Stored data
————

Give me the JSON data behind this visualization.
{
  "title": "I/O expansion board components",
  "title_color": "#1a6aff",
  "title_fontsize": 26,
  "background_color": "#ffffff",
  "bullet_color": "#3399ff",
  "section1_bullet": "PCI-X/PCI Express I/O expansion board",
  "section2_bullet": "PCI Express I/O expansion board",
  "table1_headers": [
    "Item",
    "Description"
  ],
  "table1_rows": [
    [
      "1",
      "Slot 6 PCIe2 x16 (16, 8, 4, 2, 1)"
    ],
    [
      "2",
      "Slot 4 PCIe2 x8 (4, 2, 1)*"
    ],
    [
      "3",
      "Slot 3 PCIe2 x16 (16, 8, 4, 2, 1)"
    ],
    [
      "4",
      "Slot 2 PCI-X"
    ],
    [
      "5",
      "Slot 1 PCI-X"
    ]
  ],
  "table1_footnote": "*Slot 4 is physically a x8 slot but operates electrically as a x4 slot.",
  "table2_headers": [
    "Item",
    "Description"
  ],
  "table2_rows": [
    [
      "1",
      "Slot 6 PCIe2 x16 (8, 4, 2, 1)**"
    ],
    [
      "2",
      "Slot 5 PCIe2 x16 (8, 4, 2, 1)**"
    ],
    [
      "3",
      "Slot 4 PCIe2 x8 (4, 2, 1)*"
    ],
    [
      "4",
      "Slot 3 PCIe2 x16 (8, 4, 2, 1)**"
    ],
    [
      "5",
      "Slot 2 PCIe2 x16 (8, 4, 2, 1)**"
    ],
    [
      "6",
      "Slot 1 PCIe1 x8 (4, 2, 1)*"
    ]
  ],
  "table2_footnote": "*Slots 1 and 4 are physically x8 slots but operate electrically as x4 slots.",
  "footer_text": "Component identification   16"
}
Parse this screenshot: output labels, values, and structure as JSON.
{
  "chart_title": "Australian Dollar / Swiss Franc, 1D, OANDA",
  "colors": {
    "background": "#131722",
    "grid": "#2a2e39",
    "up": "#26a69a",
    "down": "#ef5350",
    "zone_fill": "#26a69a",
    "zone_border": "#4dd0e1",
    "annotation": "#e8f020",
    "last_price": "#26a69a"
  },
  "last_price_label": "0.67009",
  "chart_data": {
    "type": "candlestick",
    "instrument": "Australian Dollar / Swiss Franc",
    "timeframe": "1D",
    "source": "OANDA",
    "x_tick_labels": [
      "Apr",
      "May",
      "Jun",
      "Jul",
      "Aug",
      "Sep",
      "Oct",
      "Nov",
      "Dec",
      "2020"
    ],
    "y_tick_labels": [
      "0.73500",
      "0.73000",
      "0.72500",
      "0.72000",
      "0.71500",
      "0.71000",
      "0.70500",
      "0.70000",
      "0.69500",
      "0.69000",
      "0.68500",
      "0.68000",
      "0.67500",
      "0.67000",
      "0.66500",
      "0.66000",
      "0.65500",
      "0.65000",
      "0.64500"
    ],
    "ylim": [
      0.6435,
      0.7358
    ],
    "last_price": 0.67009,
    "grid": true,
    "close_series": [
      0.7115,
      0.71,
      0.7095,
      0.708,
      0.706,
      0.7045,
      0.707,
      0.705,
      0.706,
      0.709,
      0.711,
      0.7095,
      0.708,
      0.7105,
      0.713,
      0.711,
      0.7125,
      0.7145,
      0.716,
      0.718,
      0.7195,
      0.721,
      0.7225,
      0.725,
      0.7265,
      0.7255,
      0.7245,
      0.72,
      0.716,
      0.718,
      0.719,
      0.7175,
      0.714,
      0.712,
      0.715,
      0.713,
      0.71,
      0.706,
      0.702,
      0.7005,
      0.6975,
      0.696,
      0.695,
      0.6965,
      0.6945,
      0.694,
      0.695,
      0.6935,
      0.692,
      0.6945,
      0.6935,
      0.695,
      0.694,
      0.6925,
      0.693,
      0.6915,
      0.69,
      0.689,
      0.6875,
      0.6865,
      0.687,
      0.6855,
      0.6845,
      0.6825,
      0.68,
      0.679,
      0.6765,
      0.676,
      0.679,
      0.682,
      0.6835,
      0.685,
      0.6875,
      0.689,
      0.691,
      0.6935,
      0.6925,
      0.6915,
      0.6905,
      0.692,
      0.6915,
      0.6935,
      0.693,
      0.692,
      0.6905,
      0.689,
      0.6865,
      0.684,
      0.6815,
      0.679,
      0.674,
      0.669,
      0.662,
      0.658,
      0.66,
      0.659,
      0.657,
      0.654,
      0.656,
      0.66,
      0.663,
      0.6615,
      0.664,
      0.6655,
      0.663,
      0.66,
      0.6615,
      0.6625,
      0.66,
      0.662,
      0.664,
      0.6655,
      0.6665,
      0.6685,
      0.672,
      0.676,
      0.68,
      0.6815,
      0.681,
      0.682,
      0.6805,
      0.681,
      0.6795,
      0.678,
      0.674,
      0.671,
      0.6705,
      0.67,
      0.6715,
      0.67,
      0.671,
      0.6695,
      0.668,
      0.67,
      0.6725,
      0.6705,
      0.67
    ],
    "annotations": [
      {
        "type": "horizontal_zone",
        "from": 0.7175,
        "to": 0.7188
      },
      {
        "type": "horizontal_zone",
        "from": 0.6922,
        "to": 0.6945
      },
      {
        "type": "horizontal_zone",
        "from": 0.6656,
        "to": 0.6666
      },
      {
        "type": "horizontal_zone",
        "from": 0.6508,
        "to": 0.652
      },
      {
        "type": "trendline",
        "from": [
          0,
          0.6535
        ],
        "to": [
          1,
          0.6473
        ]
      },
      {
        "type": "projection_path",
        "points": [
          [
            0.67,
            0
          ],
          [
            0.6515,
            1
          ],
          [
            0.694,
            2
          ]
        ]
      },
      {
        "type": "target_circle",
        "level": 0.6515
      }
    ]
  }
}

————

Request - Retype the listing. Match it exactly.

Correct answer -
Give me the JSON data behind this visualization.
{
  "title": "I/O expansion board components",
  "title_color": "#1a6aff",
  "title_fontsize": 26,
  "background_color": "#ffffff",
  "bullet_color": "#3399ff",
  "section1_bullet": "PCI-X/PCI Express I/O expansion board",
  "section2_bullet": "PCI Express I/O expansion board",
  "table1_headers": [
    "Item",
    "Description"
  ],
  "table1_rows": [
    [
      "1",
      "Slot 6 PCIe2 x16 (16, 8, 4, 2, 1)"
    ],
    [
      "2",
      "Slot 4 PCIe2 x8 (4, 2, 1)*"
    ],
    [
      "3",
      "Slot 3 PCIe2 x16 (16, 8, 4, 2, 1)"
    ],
    [
      "4",
      "Slot 2 PCI-X"
    ],
    [
      "5",
      "Slot 1 PCI-X"
    ]
  ],
  "table1_footnote": "*Slot 4 is physically a x8 slot but operates electrically as a x4 slot.",
  "table2_headers": [
    "Item",
    "Description"
  ],
  "table2_rows": [
    [
      "1",
      "Slot 6 PCIe2 x16 (8, 4, 2, 1)**"
    ],
    [
      "2",
      "Slot 5 PCIe2 x16 (8, 4, 2, 1)**"
    ],
    [
      "3",
      "Slot 4 PCIe2 x8 (4, 2, 1)*"
    ],
    [
      "4",
      "Slot 3 PCIe2 x16 (8, 4, 2, 1)**"
    ],
    [
      "5",
      "Slot 2 PCIe2 x16 (8, 4, 2, 1)**"
    ],
    [
      "6",
      "Slot 1 PCIe1 x8 (4, 2, 1)*"
    ]
  ],
  "table2_footnote": "*Slots 1 and 4 are physically x8 slots but operate electrically as x4 slots.",
  "footer_text": "Component identification   16"
}
Parse this screenshot: output labels, values, and structure as JSON.
{
  "chart_title": "Australian Dollar / Swiss Franc, 1D, OANDA",
  "colors": {
    "background": "#131722",
    "grid": "#2a2e39",
    "up": "#26a69a",
    "down": "#ef5350",
    "zone_fill": "#26a69a",
    "zone_border": "#4dd0e1",
    "annotation": "#e8f020",
    "last_price": "#26a69a"
  },
  "last_price_label": "0.67009",
  "chart_data": {
    "type": "candlestick",
    "instrument": "Australian Dollar / Swiss Franc",
    "timeframe": "1D",
    "source": "OANDA",
    "x_tick_labels": [
      "Apr",
      "May",
      "Jun",
      "Jul",
      "Aug",
      "Sep",
      "Oct",
      "Nov",
      "Dec",
      "2020"
    ],
    "y_tick_labels": [
      "0.73500",
      "0.73000",
      "0.72500",
      "0.72000",
      "0.71500",
      "0.71000",
      "0.70500",
      "0.70000",
      "0.69500",
      "0.69000",
      "0.68500",
      "0.68000",
      "0.67500",
      "0.67000",
      "0.66500",
      "0.66000",
      "0.65500",
      "0.65000",
      "0.64500"
    ],
    "ylim": [
      0.6435,
      0.7358
    ],
    "last_price": 0.67009,
    "grid": true,
    "close_series": [
      0.7115,
      0.71,
      0.7095,
      0.708,
      0.706,
      0.7045,
      0.707,
      0.705,
      0.706,
      0.709,
      0.711,
      0.7095,
      0.708,
      0.7105,
      0.713,
      0.711,
      0.7125,
      0.7145,
      0.716,
      0.718,
      0.7195,
      0.721,
      0.7225,
      0.725,
      0.7265,
      0.7255,
      0.7245,
      0.72,
      0.716,
      0.718,
      0.719,
      0.7175,
      0.714,
      0.712,
      0.715,
      0.713,
      0.71,
      0.706,
      0.702,
      0.7005,
      0.6975,
      0.696,
      0.695,
      0.6965,
      0.6945,
      0.694,
      0.695,
      0.6935,
      0.692,
      0.6945,
      0.6935,
      0.695,
      0.694,
      0.6925,
      0.693,
      0.6915,
      0.69,
      0.689,
      0.6875,
      0.6865,
      0.687,
      0.6855,
      0.6845,
      0.6825,
      0.68,
      0.679,
      0.6765,
      0.676,
      0.679,
      0.682,
      0.6835,
      0.685,
      0.6875,
      0.689,
      0.691,
      0.6935,
      0.6925,
      0.6915,
      0.6905,
      0.692,
      0.6915,
      0.6935,
      0.693,
      0.692,
      0.6905,
      0.689,
      0.6865,
      0.684,
      0.6815,
      0.679,
      0.674,
      0.669,
      0.662,
      0.658,
      0.66,
      0.659,
      0.657,
      0.654,
      0.656,
      0.66,
      0.663,
      0.6615,
      0.664,
      0.6655,
      0.663,
      0.66,
      0.6615,
      0.6625,
      0.66,
      0.662,
      0.664,
      0.6655,
      0.6665,
      0.6685,
      0.672,
      0.676,
      0.68,
      0.6815,
      0.681,
      0.682,
      0.6805,
      0.681,
      0.6795,
      0.678,
      0.674,
      0.671,
      0.6705,
      0.67,
      0.6715,
      0.67,
      0.671,
      0.6695,
      0.668,
      0.67,
      0.6725,
      0.6705,
      0.67
    ],
    "annotations": [
      {
        "type": "horizontal_zone",
        "from": 0.7175,
        "to": 0.7188
      },
      {
        "type": "horizontal_zone",
        "from": 0.6922,
        "to": 0.6945
      },
      {
        "type": "horizontal_zone",
        "from": 0.6656,
        "to": 0.6666
      },
      {
        "type": "horizontal_zone",
        "from": 0.6508,
        "to": 0.652
      },
      {
        "type": "trendline",
        "from": [
          0,
          0.6535
        ],
        "to": [
          1,
          0.6473
        ]
      },
      {
        "type": "projection_path",
        "points": [
          [
            0.67,
            0
          ],
          [
            0.6515,
            1
          ],
          [
            0.694,
            2
          ]
        ]
      },
      {
        "type": "target_circle",
        "level": 0.6515
      }
    ]
  }
}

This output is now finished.